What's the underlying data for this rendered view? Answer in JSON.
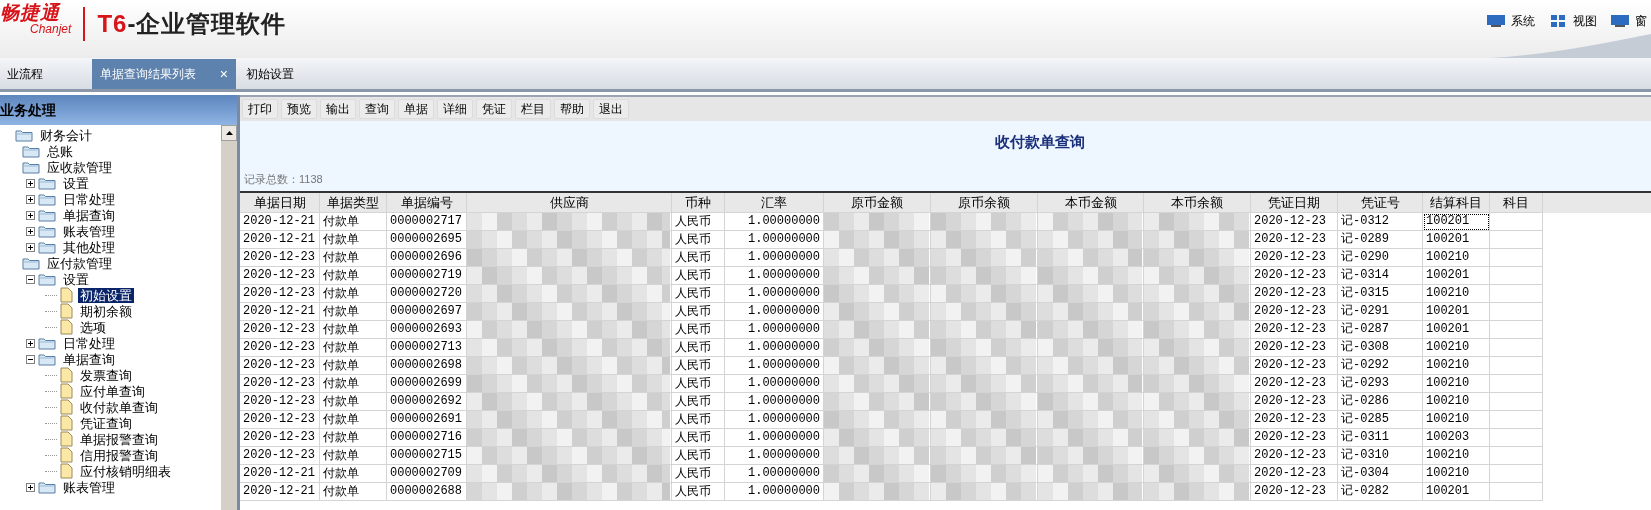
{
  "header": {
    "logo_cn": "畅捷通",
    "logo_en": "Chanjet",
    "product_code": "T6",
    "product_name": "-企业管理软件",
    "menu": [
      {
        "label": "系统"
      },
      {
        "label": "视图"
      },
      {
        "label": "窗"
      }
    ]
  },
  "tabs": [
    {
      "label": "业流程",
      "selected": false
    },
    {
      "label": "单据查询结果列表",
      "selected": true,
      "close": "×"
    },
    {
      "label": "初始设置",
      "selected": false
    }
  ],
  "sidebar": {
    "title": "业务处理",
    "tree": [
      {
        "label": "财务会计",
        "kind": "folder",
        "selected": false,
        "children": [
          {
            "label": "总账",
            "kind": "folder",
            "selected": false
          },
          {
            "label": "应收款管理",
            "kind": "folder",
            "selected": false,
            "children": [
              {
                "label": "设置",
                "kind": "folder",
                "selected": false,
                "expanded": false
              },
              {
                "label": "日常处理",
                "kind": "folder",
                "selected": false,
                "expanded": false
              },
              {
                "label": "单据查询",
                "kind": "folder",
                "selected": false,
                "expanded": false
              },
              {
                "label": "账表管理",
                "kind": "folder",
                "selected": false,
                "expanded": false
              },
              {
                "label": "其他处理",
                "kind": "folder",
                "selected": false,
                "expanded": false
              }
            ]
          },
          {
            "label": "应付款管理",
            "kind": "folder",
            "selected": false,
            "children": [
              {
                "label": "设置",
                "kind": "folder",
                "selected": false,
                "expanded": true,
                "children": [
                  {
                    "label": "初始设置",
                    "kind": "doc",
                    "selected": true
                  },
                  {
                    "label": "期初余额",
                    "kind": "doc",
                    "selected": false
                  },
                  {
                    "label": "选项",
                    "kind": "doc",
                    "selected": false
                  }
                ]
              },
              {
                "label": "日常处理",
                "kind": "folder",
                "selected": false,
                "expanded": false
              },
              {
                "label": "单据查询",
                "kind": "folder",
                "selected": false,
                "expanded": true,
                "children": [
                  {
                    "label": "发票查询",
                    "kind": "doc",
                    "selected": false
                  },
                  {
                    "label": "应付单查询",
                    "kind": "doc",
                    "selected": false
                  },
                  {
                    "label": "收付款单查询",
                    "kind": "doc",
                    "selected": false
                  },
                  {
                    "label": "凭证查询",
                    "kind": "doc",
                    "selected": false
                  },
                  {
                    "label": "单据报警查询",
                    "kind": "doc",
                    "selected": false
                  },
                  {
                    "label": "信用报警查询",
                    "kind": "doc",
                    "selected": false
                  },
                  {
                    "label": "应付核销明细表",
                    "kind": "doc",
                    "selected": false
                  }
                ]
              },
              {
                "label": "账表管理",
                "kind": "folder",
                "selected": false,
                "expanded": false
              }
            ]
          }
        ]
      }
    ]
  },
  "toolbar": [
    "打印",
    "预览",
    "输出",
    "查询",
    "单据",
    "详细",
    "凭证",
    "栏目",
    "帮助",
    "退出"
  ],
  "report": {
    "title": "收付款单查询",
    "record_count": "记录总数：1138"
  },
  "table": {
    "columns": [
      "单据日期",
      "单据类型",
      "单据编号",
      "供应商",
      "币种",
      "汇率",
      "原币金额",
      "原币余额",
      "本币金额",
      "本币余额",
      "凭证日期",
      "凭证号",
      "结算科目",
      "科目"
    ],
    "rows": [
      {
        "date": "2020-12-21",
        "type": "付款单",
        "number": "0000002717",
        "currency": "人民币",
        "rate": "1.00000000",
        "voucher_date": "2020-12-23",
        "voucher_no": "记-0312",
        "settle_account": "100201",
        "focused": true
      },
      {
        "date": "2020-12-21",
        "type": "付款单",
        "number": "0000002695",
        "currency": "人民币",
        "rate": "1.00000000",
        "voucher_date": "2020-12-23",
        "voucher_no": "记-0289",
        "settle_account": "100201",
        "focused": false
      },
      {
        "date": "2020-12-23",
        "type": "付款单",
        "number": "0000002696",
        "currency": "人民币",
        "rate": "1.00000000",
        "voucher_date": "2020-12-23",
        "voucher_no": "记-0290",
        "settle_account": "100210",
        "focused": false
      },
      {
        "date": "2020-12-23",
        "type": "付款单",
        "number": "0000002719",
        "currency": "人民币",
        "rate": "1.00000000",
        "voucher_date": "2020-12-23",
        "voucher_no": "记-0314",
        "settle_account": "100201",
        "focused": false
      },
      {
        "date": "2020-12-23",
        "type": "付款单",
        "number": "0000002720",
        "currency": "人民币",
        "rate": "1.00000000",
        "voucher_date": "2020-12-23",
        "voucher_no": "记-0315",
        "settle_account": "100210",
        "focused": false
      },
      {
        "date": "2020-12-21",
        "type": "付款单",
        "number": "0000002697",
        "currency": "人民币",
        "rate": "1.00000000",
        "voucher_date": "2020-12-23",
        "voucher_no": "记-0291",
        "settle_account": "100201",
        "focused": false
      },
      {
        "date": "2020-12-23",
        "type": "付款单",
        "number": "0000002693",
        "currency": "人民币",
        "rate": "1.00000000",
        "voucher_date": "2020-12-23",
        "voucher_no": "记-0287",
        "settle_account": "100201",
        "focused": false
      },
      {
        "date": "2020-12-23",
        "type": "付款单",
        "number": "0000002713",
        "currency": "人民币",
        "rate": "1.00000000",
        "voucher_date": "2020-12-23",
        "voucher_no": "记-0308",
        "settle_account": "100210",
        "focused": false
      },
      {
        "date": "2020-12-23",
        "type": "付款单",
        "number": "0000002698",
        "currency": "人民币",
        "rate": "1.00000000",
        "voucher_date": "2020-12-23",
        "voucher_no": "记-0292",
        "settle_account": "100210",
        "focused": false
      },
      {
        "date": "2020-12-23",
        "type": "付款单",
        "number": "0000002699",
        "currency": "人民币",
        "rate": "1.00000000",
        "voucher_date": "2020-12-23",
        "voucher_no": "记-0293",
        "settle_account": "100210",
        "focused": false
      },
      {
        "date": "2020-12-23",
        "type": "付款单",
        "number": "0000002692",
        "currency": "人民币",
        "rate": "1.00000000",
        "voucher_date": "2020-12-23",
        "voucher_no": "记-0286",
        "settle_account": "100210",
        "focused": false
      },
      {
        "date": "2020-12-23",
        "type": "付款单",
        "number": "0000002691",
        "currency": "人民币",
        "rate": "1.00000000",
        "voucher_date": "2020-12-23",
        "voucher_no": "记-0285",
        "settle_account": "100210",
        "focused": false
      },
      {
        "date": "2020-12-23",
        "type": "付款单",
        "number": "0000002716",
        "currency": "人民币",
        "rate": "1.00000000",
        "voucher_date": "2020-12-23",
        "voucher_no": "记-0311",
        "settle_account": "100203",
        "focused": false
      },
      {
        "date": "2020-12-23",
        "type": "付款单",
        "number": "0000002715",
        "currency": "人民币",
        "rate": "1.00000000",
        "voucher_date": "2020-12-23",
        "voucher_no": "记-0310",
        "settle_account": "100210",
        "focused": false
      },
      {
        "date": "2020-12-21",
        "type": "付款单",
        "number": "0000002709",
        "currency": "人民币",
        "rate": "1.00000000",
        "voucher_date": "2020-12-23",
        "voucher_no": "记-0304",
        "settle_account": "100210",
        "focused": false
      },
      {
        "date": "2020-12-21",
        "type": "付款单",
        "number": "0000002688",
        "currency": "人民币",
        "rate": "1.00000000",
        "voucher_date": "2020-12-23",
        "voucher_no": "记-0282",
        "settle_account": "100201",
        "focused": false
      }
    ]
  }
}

════════

# What the task requires:
Make an exact copy of the records above, with the pictures left out.

# Response:
What's the underlying data for this rendered view? Answer in JSON.
{
  "header": {
    "logo_cn": "畅捷通",
    "logo_en": "Chanjet",
    "product_code": "T6",
    "product_name": "-企业管理软件",
    "menu": [
      {
        "label": "系统"
      },
      {
        "label": "视图"
      },
      {
        "label": "窗"
      }
    ]
  },
  "tabs": [
    {
      "label": "业流程",
      "selected": false
    },
    {
      "label": "单据查询结果列表",
      "selected": true,
      "close": "×"
    },
    {
      "label": "初始设置",
      "selected": false
    }
  ],
  "sidebar": {
    "title": "业务处理",
    "tree": [
      {
        "label": "财务会计",
        "kind": "folder",
        "selected": false,
        "children": [
          {
            "label": "总账",
            "kind": "folder",
            "selected": false
          },
          {
            "label": "应收款管理",
            "kind": "folder",
            "selected": false,
            "children": [
              {
                "label": "设置",
                "kind": "folder",
                "selected": false,
                "expanded": false
              },
              {
                "label": "日常处理",
                "kind": "folder",
                "selected": false,
                "expanded": false
              },
              {
                "label": "单据查询",
                "kind": "folder",
                "selected": false,
                "expanded": false
              },
              {
                "label": "账表管理",
                "kind": "folder",
                "selected": false,
                "expanded": false
              },
              {
                "label": "其他处理",
                "kind": "folder",
                "selected": false,
                "expanded": false
              }
            ]
          },
          {
            "label": "应付款管理",
            "kind": "folder",
            "selected": false,
            "children": [
              {
                "label": "设置",
                "kind": "folder",
                "selected": false,
                "expanded": true,
                "children": [
                  {
                    "label": "初始设置",
                    "kind": "doc",
                    "selected": true
                  },
                  {
                    "label": "期初余额",
                    "kind": "doc",
                    "selected": false
                  },
                  {
                    "label": "选项",
                    "kind": "doc",
                    "selected": false
                  }
                ]
              },
              {
                "label": "日常处理",
                "kind": "folder",
                "selected": false,
                "expanded": false
              },
              {
                "label": "单据查询",
                "kind": "folder",
                "selected": false,
                "expanded": true,
                "children": [
                  {
                    "label": "发票查询",
                    "kind": "doc",
                    "selected": false
                  },
                  {
                    "label": "应付单查询",
                    "kind": "doc",
                    "selected": false
                  },
                  {
                    "label": "收付款单查询",
                    "kind": "doc",
                    "selected": false
                  },
                  {
                    "label": "凭证查询",
                    "kind": "doc",
                    "selected": false
                  },
                  {
                    "label": "单据报警查询",
                    "kind": "doc",
                    "selected": false
                  },
                  {
                    "label": "信用报警查询",
                    "kind": "doc",
                    "selected": false
                  },
                  {
                    "label": "应付核销明细表",
                    "kind": "doc",
                    "selected": false
                  }
                ]
              },
              {
                "label": "账表管理",
                "kind": "folder",
                "selected": false,
                "expanded": false
              }
            ]
          }
        ]
      }
    ]
  },
  "toolbar": [
    "打印",
    "预览",
    "输出",
    "查询",
    "单据",
    "详细",
    "凭证",
    "栏目",
    "帮助",
    "退出"
  ],
  "report": {
    "title": "收付款单查询",
    "record_count": "记录总数：1138"
  },
  "table": {
    "columns": [
      "单据日期",
      "单据类型",
      "单据编号",
      "供应商",
      "币种",
      "汇率",
      "原币金额",
      "原币余额",
      "本币金额",
      "本币余额",
      "凭证日期",
      "凭证号",
      "结算科目",
      "科目"
    ],
    "rows": [
      {
        "date": "2020-12-21",
        "type": "付款单",
        "number": "0000002717",
        "currency": "人民币",
        "rate": "1.00000000",
        "voucher_date": "2020-12-23",
        "voucher_no": "记-0312",
        "settle_account": "100201",
        "focused": true
      },
      {
        "date": "2020-12-21",
        "type": "付款单",
        "number": "0000002695",
        "currency": "人民币",
        "rate": "1.00000000",
        "voucher_date": "2020-12-23",
        "voucher_no": "记-0289",
        "settle_account": "100201",
        "focused": false
      },
      {
        "date": "2020-12-23",
        "type": "付款单",
        "number": "0000002696",
        "currency": "人民币",
        "rate": "1.00000000",
        "voucher_date": "2020-12-23",
        "voucher_no": "记-0290",
        "settle_account": "100210",
        "focused": false
      },
      {
        "date": "2020-12-23",
        "type": "付款单",
        "number": "0000002719",
        "currency": "人民币",
        "rate": "1.00000000",
        "voucher_date": "2020-12-23",
        "voucher_no": "记-0314",
        "settle_account": "100201",
        "focused": false
      },
      {
        "date": "2020-12-23",
        "type": "付款单",
        "number": "0000002720",
        "currency": "人民币",
        "rate": "1.00000000",
        "voucher_date": "2020-12-23",
        "voucher_no": "记-0315",
        "settle_account": "100210",
        "focused": false
      },
      {
        "date": "2020-12-21",
        "type": "付款单",
        "number": "0000002697",
        "currency": "人民币",
        "rate": "1.00000000",
        "voucher_date": "2020-12-23",
        "voucher_no": "记-0291",
        "settle_account": "100201",
        "focused": false
      },
      {
        "date": "2020-12-23",
        "type": "付款单",
        "number": "0000002693",
        "currency": "人民币",
        "rate": "1.00000000",
        "voucher_date": "2020-12-23",
        "voucher_no": "记-0287",
        "settle_account": "100201",
        "focused": false
      },
      {
        "date": "2020-12-23",
        "type": "付款单",
        "number": "0000002713",
        "currency": "人民币",
        "rate": "1.00000000",
        "voucher_date": "2020-12-23",
        "voucher_no": "记-0308",
        "settle_account": "100210",
        "focused": false
      },
      {
        "date": "2020-12-23",
        "type": "付款单",
        "number": "0000002698",
        "currency": "人民币",
        "rate": "1.00000000",
        "voucher_date": "2020-12-23",
        "voucher_no": "记-0292",
        "settle_account": "100210",
        "focused": false
      },
      {
        "date": "2020-12-23",
        "type": "付款单",
        "number": "0000002699",
        "currency": "人民币",
        "rate": "1.00000000",
        "voucher_date": "2020-12-23",
        "voucher_no": "记-0293",
        "settle_account": "100210",
        "focused": false
      },
      {
        "date": "2020-12-23",
        "type": "付款单",
        "number": "0000002692",
        "currency": "人民币",
        "rate": "1.00000000",
        "voucher_date": "2020-12-23",
        "voucher_no": "记-0286",
        "settle_account": "100210",
        "focused": false
      },
      {
        "date": "2020-12-23",
        "type": "付款单",
        "number": "0000002691",
        "currency": "人民币",
        "rate": "1.00000000",
        "voucher_date": "2020-12-23",
        "voucher_no": "记-0285",
        "settle_account": "100210",
        "focused": false
      },
      {
        "date": "2020-12-23",
        "type": "付款单",
        "number": "0000002716",
        "currency": "人民币",
        "rate": "1.00000000",
        "voucher_date": "2020-12-23",
        "voucher_no": "记-0311",
        "settle_account": "100203",
        "focused": false
      },
      {
        "date": "2020-12-23",
        "type": "付款单",
        "number": "0000002715",
        "currency": "人民币",
        "rate": "1.00000000",
        "voucher_date": "2020-12-23",
        "voucher_no": "记-0310",
        "settle_account": "100210",
        "focused": false
      },
      {
        "date": "2020-12-21",
        "type": "付款单",
        "number": "0000002709",
        "currency": "人民币",
        "rate": "1.00000000",
        "voucher_date": "2020-12-23",
        "voucher_no": "记-0304",
        "settle_account": "100210",
        "focused": false
      },
      {
        "date": "2020-12-21",
        "type": "付款单",
        "number": "0000002688",
        "currency": "人民币",
        "rate": "1.00000000",
        "voucher_date": "2020-12-23",
        "voucher_no": "记-0282",
        "settle_account": "100201",
        "focused": false
      }
    ]
  }
}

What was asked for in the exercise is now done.